**Directive:** The records below must be output exactly, without pictures.

**Data entries:**

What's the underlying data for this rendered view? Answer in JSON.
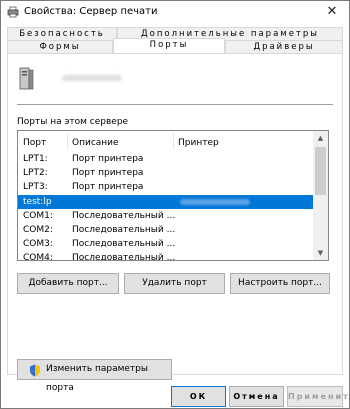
{
  "window": {
    "title": "Свойства: Сервер печати",
    "close_glyph": "✕"
  },
  "tabs": {
    "row1": [
      "Безопасность",
      "Дополнительные параметры"
    ],
    "row2": [
      "Формы",
      "Порты",
      "Драйверы"
    ],
    "active": "Порты"
  },
  "ports": {
    "section_label": "Порты на этом сервере",
    "columns": [
      "Порт",
      "Описание",
      "Принтер"
    ],
    "rows": [
      {
        "port": "LPT1:",
        "description": "Порт принтера",
        "printer": ""
      },
      {
        "port": "LPT2:",
        "description": "Порт принтера",
        "printer": ""
      },
      {
        "port": "LPT3:",
        "description": "Порт принтера",
        "printer": ""
      },
      {
        "port": "test:lp",
        "description": "",
        "printer": "",
        "selected": true
      },
      {
        "port": "COM1:",
        "description": "Последовательный ...",
        "printer": ""
      },
      {
        "port": "COM2:",
        "description": "Последовательный ...",
        "printer": ""
      },
      {
        "port": "COM3:",
        "description": "Последовательный ...",
        "printer": ""
      },
      {
        "port": "COM4:",
        "description": "Последовательный ...",
        "printer": ""
      }
    ]
  },
  "buttons": {
    "add_port": "Добавить порт...",
    "delete_port": "Удалить порт",
    "configure_port": "Настроить порт...",
    "change_settings": "Изменить параметры порта",
    "ok": "ОК",
    "cancel": "Отмена",
    "apply": "Применить"
  },
  "colors": {
    "selection": "#0078d7",
    "accent_border": "#0078d7"
  },
  "icons": {
    "title": "printer-icon",
    "server": "server-icon",
    "shield": "uac-shield-icon"
  }
}
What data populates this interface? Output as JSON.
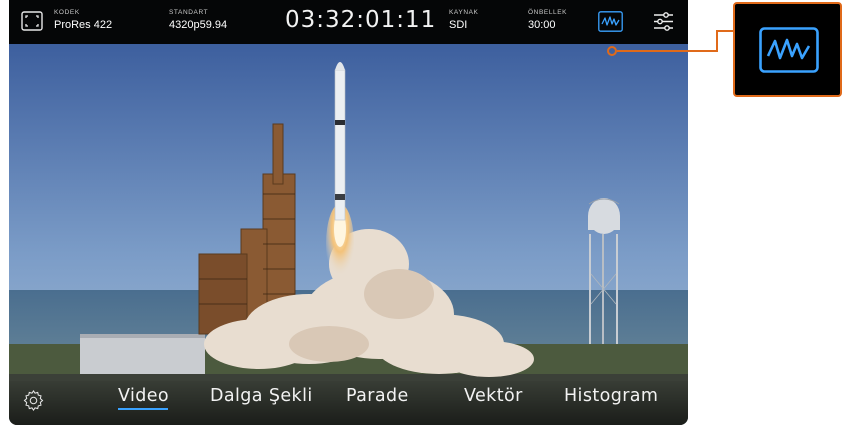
{
  "topbar": {
    "codec_label": "KODEK",
    "codec_value": "ProRes 422",
    "standard_label": "STANDART",
    "standard_value": "4320p59.94",
    "timecode": "03:32:01:11",
    "source_label": "KAYNAK",
    "source_value": "SDI",
    "cache_label": "ÖNBELLEK",
    "cache_value": "30:00"
  },
  "tabs": [
    {
      "label": "Video",
      "selected": true
    },
    {
      "label": "Dalga Şekli",
      "selected": false
    },
    {
      "label": "Parade",
      "selected": false
    },
    {
      "label": "Vektör",
      "selected": false
    },
    {
      "label": "Histogram",
      "selected": false
    }
  ],
  "icons": {
    "fullscreen": "fullscreen-icon",
    "waveform": "waveform-icon",
    "settings_sliders": "sliders-icon",
    "gear": "gear-icon"
  },
  "colors": {
    "accent_blue": "#3aa2ff",
    "callout_orange": "#e06a1a",
    "topbar": "#050607"
  }
}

**The response:**
What's the underlying data for this rendered view? Answer in JSON.
{
  "window": {
    "title": "Свойства: Сервер печати",
    "close_glyph": "✕"
  },
  "tabs": {
    "row1": [
      "Безопасность",
      "Дополнительные параметры"
    ],
    "row2": [
      "Формы",
      "Порты",
      "Драйверы"
    ],
    "active": "Порты"
  },
  "ports": {
    "section_label": "Порты на этом сервере",
    "columns": [
      "Порт",
      "Описание",
      "Принтер"
    ],
    "rows": [
      {
        "port": "LPT1:",
        "description": "Порт принтера",
        "printer": ""
      },
      {
        "port": "LPT2:",
        "description": "Порт принтера",
        "printer": ""
      },
      {
        "port": "LPT3:",
        "description": "Порт принтера",
        "printer": ""
      },
      {
        "port": "test:lp",
        "description": "",
        "printer": "",
        "selected": true
      },
      {
        "port": "COM1:",
        "description": "Последовательный ...",
        "printer": ""
      },
      {
        "port": "COM2:",
        "description": "Последовательный ...",
        "printer": ""
      },
      {
        "port": "COM3:",
        "description": "Последовательный ...",
        "printer": ""
      },
      {
        "port": "COM4:",
        "description": "Последовательный ...",
        "printer": ""
      }
    ]
  },
  "buttons": {
    "add_port": "Добавить порт...",
    "delete_port": "Удалить порт",
    "configure_port": "Настроить порт...",
    "change_settings": "Изменить параметры порта",
    "ok": "ОК",
    "cancel": "Отмена",
    "apply": "Применить"
  },
  "colors": {
    "selection": "#0078d7",
    "accent_border": "#0078d7"
  },
  "icons": {
    "title": "printer-icon",
    "server": "server-icon",
    "shield": "uac-shield-icon"
  }
}
What data populates this interface? Output as JSON.
{
  "topbar": {
    "codec_label": "KODEK",
    "codec_value": "ProRes 422",
    "standard_label": "STANDART",
    "standard_value": "4320p59.94",
    "timecode": "03:32:01:11",
    "source_label": "KAYNAK",
    "source_value": "SDI",
    "cache_label": "ÖNBELLEK",
    "cache_value": "30:00"
  },
  "tabs": [
    {
      "label": "Video",
      "selected": true
    },
    {
      "label": "Dalga Şekli",
      "selected": false
    },
    {
      "label": "Parade",
      "selected": false
    },
    {
      "label": "Vektör",
      "selected": false
    },
    {
      "label": "Histogram",
      "selected": false
    }
  ],
  "icons": {
    "fullscreen": "fullscreen-icon",
    "waveform": "waveform-icon",
    "settings_sliders": "sliders-icon",
    "gear": "gear-icon"
  },
  "colors": {
    "accent_blue": "#3aa2ff",
    "callout_orange": "#e06a1a",
    "topbar": "#050607"
  }
}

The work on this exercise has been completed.